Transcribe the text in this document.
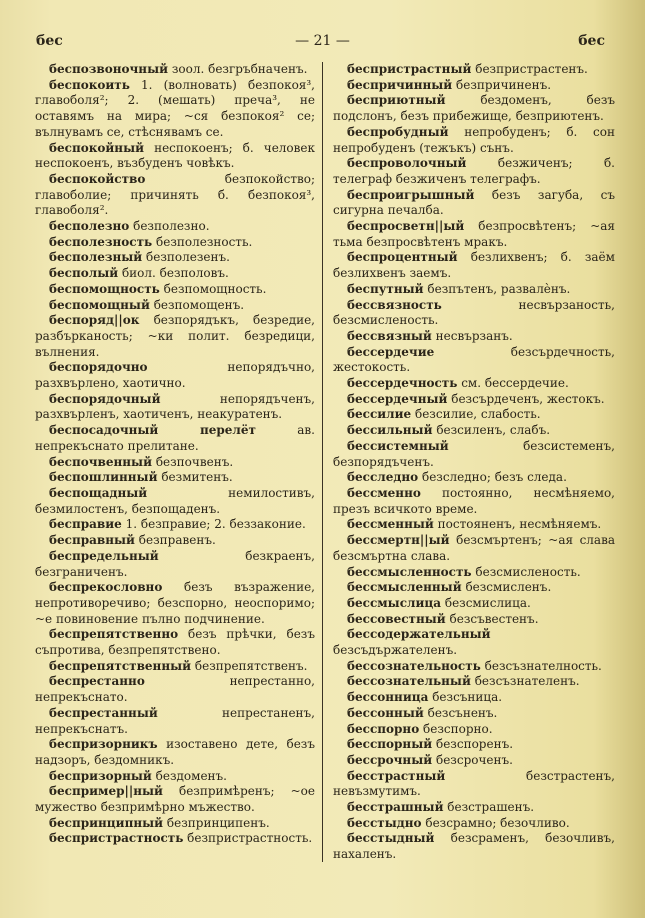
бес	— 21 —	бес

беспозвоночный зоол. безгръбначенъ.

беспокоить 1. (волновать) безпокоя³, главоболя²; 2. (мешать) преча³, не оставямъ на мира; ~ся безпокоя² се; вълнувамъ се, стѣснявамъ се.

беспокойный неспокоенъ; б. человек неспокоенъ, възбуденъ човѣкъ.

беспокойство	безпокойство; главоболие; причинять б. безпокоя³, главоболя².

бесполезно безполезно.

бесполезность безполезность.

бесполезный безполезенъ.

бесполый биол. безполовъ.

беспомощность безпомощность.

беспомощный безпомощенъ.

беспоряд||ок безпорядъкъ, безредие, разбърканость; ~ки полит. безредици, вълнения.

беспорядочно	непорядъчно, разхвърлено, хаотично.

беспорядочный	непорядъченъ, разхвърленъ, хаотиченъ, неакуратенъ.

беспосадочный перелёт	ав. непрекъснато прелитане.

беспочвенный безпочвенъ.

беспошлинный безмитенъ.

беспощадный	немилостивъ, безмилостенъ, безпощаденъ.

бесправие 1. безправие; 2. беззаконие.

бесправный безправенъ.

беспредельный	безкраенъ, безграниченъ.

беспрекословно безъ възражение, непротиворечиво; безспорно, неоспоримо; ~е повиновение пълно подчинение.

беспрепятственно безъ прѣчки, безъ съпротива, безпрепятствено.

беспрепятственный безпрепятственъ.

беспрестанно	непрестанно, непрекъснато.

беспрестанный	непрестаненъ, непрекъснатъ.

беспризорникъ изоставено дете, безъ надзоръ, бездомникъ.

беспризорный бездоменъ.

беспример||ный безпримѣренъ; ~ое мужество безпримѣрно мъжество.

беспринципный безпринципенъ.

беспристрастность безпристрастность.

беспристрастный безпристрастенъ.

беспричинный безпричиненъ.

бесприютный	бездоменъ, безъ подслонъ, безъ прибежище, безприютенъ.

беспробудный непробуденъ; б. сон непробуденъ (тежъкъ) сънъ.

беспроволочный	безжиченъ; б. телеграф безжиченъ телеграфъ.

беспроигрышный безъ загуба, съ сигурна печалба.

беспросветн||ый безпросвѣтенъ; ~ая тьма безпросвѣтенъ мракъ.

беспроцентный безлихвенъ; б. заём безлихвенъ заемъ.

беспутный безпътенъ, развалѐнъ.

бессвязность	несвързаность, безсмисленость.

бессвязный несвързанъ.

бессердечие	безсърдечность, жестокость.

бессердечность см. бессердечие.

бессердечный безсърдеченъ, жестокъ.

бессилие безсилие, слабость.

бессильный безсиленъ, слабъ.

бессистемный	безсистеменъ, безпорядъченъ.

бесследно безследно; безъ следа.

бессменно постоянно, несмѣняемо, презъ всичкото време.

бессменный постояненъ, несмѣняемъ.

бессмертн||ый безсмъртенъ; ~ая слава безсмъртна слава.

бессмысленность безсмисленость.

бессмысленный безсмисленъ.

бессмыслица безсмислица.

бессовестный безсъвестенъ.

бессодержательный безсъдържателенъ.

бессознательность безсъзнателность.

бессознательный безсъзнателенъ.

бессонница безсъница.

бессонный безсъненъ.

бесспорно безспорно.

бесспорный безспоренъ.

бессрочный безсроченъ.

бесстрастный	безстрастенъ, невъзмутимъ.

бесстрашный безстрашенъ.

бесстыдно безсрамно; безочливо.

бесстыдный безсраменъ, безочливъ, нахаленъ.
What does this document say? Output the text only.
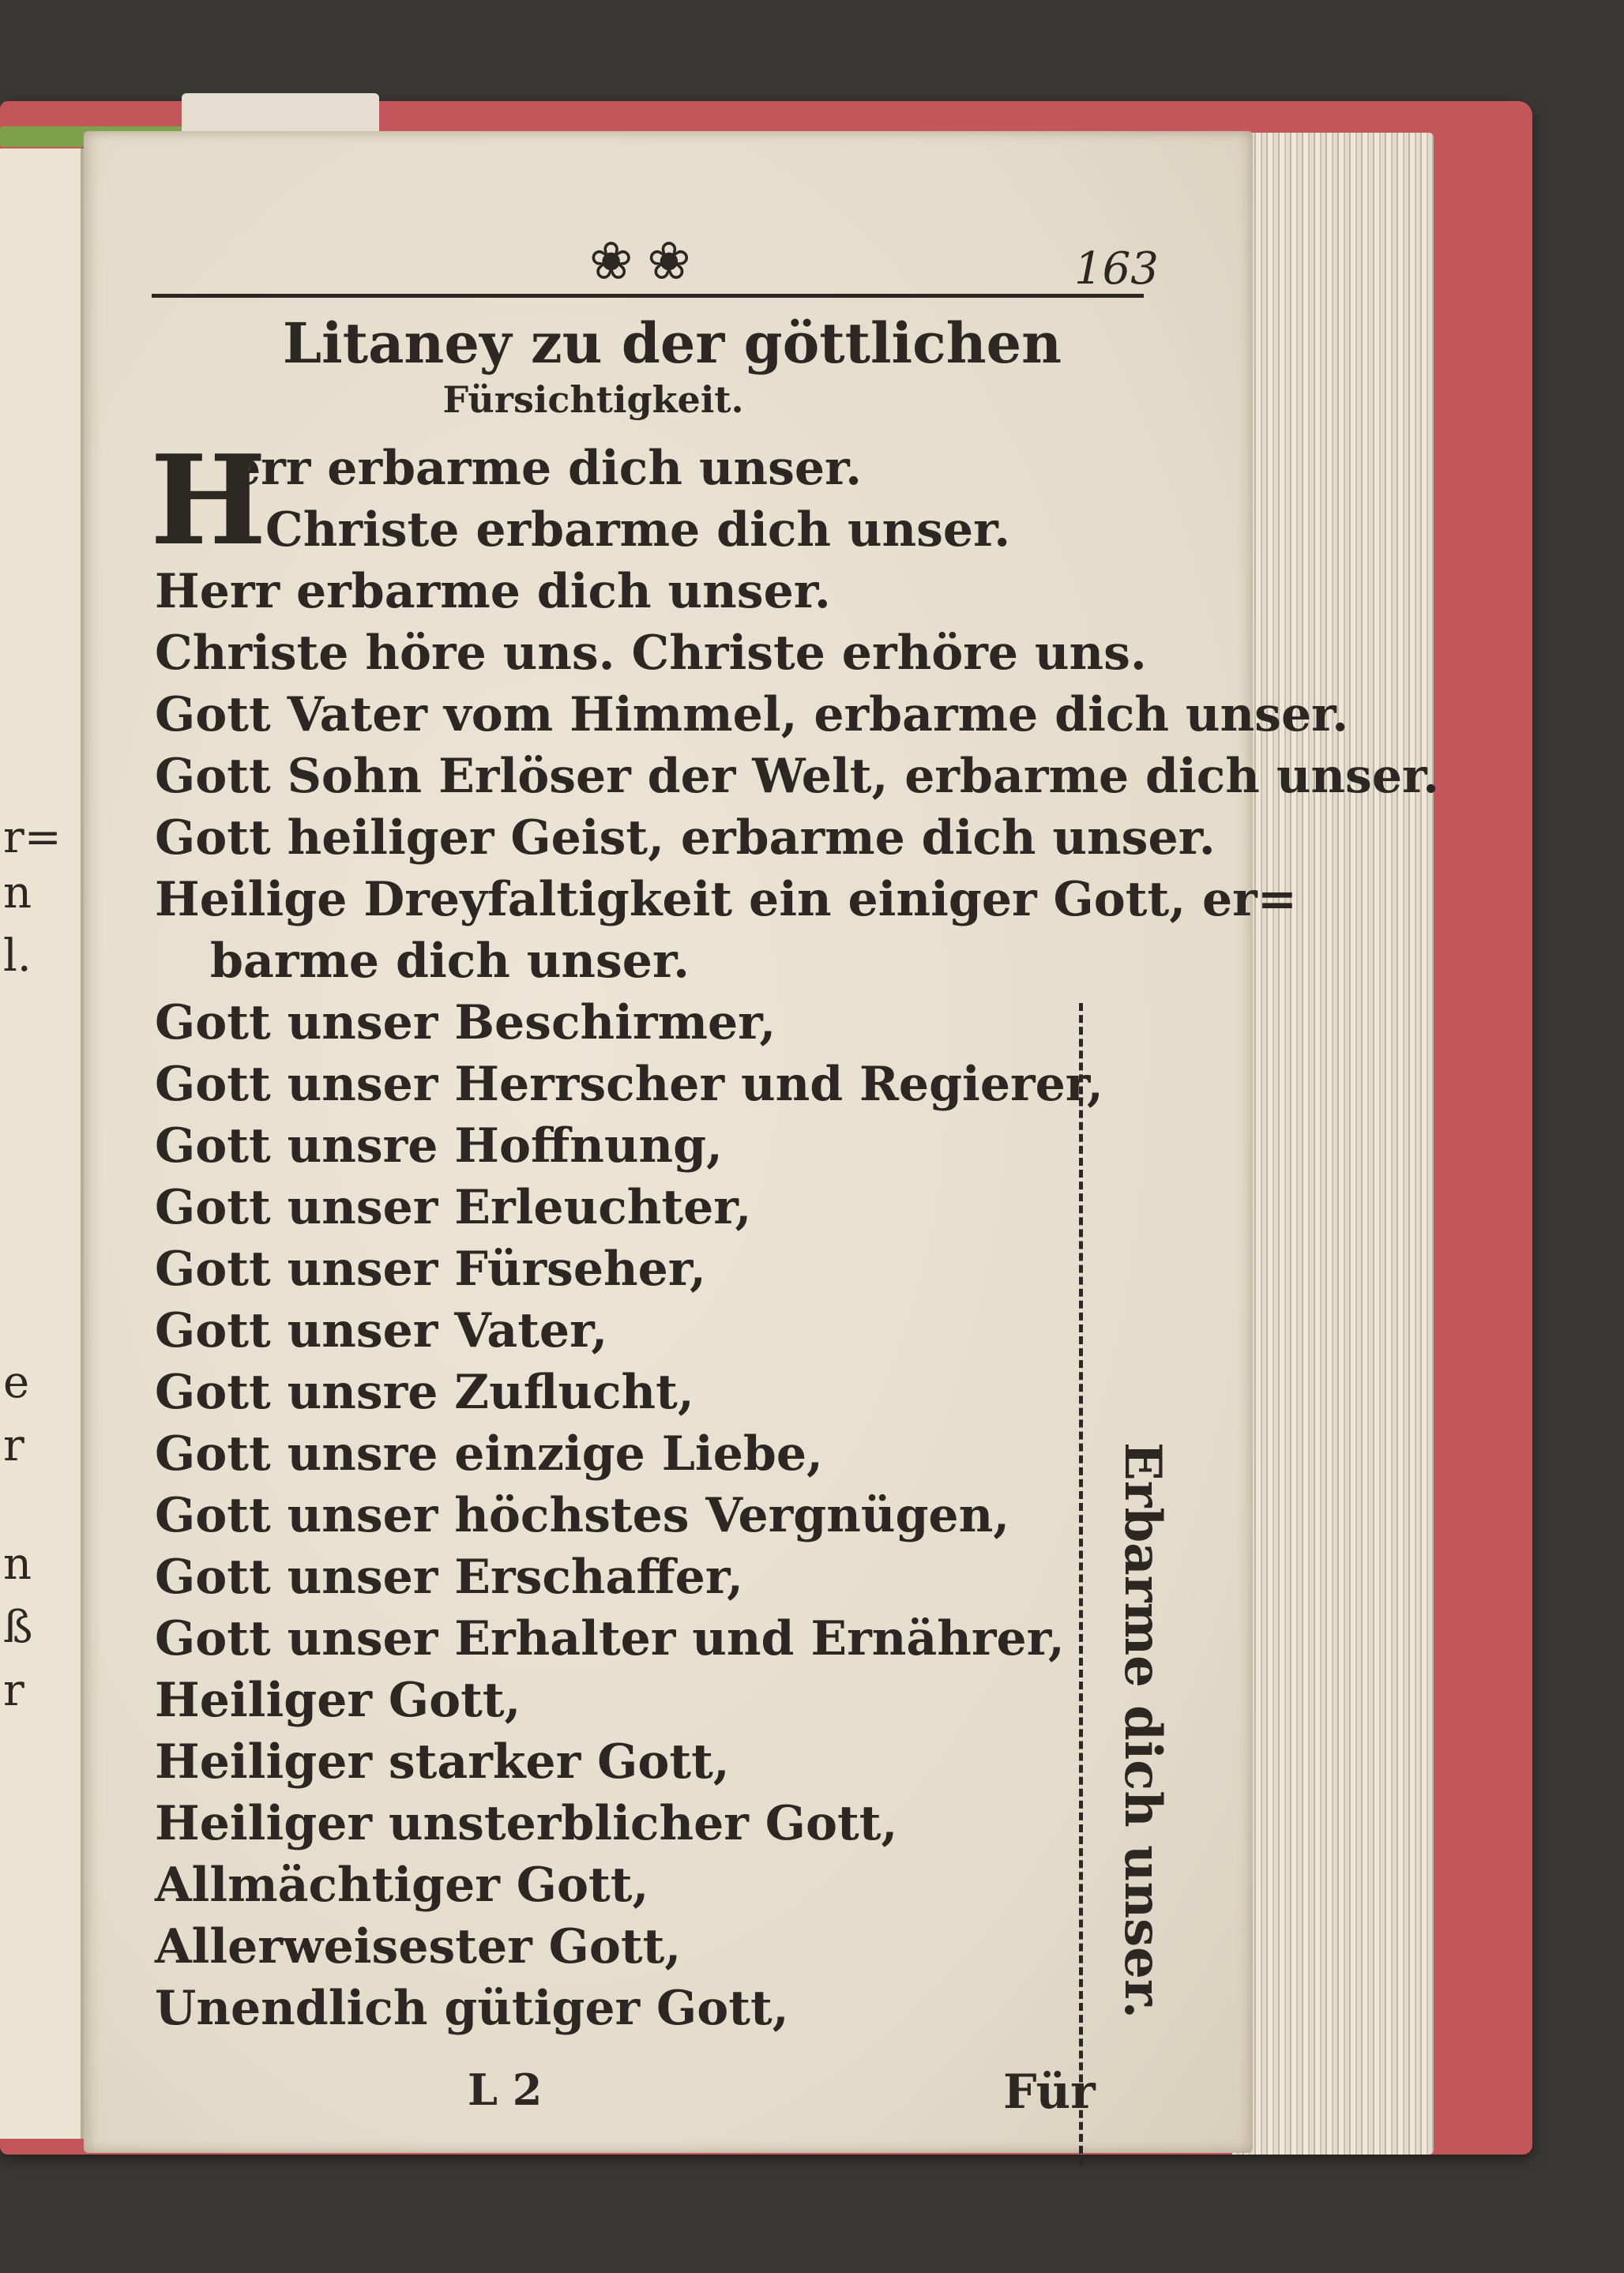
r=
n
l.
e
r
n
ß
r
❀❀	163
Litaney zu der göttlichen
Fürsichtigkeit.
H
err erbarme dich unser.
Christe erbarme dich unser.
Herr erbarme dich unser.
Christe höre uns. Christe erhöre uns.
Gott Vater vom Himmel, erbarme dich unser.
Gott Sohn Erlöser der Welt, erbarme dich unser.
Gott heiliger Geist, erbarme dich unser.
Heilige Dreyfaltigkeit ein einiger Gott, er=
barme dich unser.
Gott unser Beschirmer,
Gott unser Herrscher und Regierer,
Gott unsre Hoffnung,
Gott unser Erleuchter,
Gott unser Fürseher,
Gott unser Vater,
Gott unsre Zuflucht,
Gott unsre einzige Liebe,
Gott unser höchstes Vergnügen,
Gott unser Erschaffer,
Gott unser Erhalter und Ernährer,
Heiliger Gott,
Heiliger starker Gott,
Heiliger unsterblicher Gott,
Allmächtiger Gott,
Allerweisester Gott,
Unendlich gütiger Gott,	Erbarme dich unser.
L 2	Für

::::::

◆ PROMPT: Retype the listing exactly. Pictures do not belong in the copy.

◆ FINISHED TASK:
Transcribe the text in this document.
бес	— 21 —	бес

беспозвоночный зоол. безгръбначенъ.

беспокоить 1. (волновать) безпокоя³, главоболя²; 2. (мешать) преча³, не оставямъ на мира; ~ся безпокоя² се; вълнувамъ се, стѣснявамъ се.

беспокойный неспокоенъ; б. человек неспокоенъ, възбуденъ човѣкъ.

беспокойство	безпокойство; главоболие; причинять б. безпокоя³, главоболя².

бесполезно безполезно.

бесполезность безполезность.

бесполезный безполезенъ.

бесполый биол. безполовъ.

беспомощность безпомощность.

беспомощный безпомощенъ.

беспоряд||ок безпорядъкъ, безредие, разбърканость; ~ки полит. безредици, вълнения.

беспорядочно	непорядъчно, разхвърлено, хаотично.

беспорядочный	непорядъченъ, разхвърленъ, хаотиченъ, неакуратенъ.

беспосадочный перелёт	ав. непрекъснато прелитане.

беспочвенный безпочвенъ.

беспошлинный безмитенъ.

беспощадный	немилостивъ, безмилостенъ, безпощаденъ.

бесправие 1. безправие; 2. беззаконие.

бесправный безправенъ.

беспредельный	безкраенъ, безграниченъ.

беспрекословно безъ възражение, непротиворечиво; безспорно, неоспоримо; ~е повиновение пълно подчинение.

беспрепятственно безъ прѣчки, безъ съпротива, безпрепятствено.

беспрепятственный безпрепятственъ.

беспрестанно	непрестанно, непрекъснато.

беспрестанный	непрестаненъ, непрекъснатъ.

беспризорникъ изоставено дете, безъ надзоръ, бездомникъ.

беспризорный бездоменъ.

беспример||ный безпримѣренъ; ~ое мужество безпримѣрно мъжество.

беспринципный безпринципенъ.

беспристрастность безпристрастность.

беспристрастный безпристрастенъ.

беспричинный безпричиненъ.

бесприютный	бездоменъ, безъ подслонъ, безъ прибежище, безприютенъ.

беспробудный непробуденъ; б. сон непробуденъ (тежъкъ) сънъ.

беспроволочный	безжиченъ; б. телеграф безжиченъ телеграфъ.

беспроигрышный безъ загуба, съ сигурна печалба.

беспросветн||ый безпросвѣтенъ; ~ая тьма безпросвѣтенъ мракъ.

беспроцентный безлихвенъ; б. заём безлихвенъ заемъ.

беспутный безпътенъ, развалѐнъ.

бессвязность	несвързаность, безсмисленость.

бессвязный несвързанъ.

бессердечие	безсърдечность, жестокость.

бессердечность см. бессердечие.

бессердечный безсърдеченъ, жестокъ.

бессилие безсилие, слабость.

бессильный безсиленъ, слабъ.

бессистемный	безсистеменъ, безпорядъченъ.

бесследно безследно; безъ следа.

бессменно постоянно, несмѣняемо, презъ всичкото време.

бессменный постояненъ, несмѣняемъ.

бессмертн||ый безсмъртенъ; ~ая слава безсмъртна слава.

бессмысленность безсмисленость.

бессмысленный безсмисленъ.

бессмыслица безсмислица.

бессовестный безсъвестенъ.

бессодержательный безсъдържателенъ.

бессознательность безсъзнателность.

бессознательный безсъзнателенъ.

бессонница безсъница.

бессонный безсъненъ.

бесспорно безспорно.

бесспорный безспоренъ.

бессрочный безсроченъ.

бесстрастный	безстрастенъ, невъзмутимъ.

бесстрашный безстрашенъ.

бесстыдно безсрамно; безочливо.

бесстыдный безсраменъ, безочливъ, нахаленъ.
What does this document say? Output the text only.
r=
n
l.
e
r
n
ß
r
❀❀	163
Litaney zu der göttlichen
Fürsichtigkeit.
H
err erbarme dich unser.
Christe erbarme dich unser.
Herr erbarme dich unser.
Christe höre uns. Christe erhöre uns.
Gott Vater vom Himmel, erbarme dich unser.
Gott Sohn Erlöser der Welt, erbarme dich unser.
Gott heiliger Geist, erbarme dich unser.
Heilige Dreyfaltigkeit ein einiger Gott, er=
barme dich unser.
Gott unser Beschirmer,
Gott unser Herrscher und Regierer,
Gott unsre Hoffnung,
Gott unser Erleuchter,
Gott unser Fürseher,
Gott unser Vater,
Gott unsre Zuflucht,
Gott unsre einzige Liebe,
Gott unser höchstes Vergnügen,
Gott unser Erschaffer,
Gott unser Erhalter und Ernährer,
Heiliger Gott,
Heiliger starker Gott,
Heiliger unsterblicher Gott,
Allmächtiger Gott,
Allerweisester Gott,
Unendlich gütiger Gott,	Erbarme dich unser.
L 2	Für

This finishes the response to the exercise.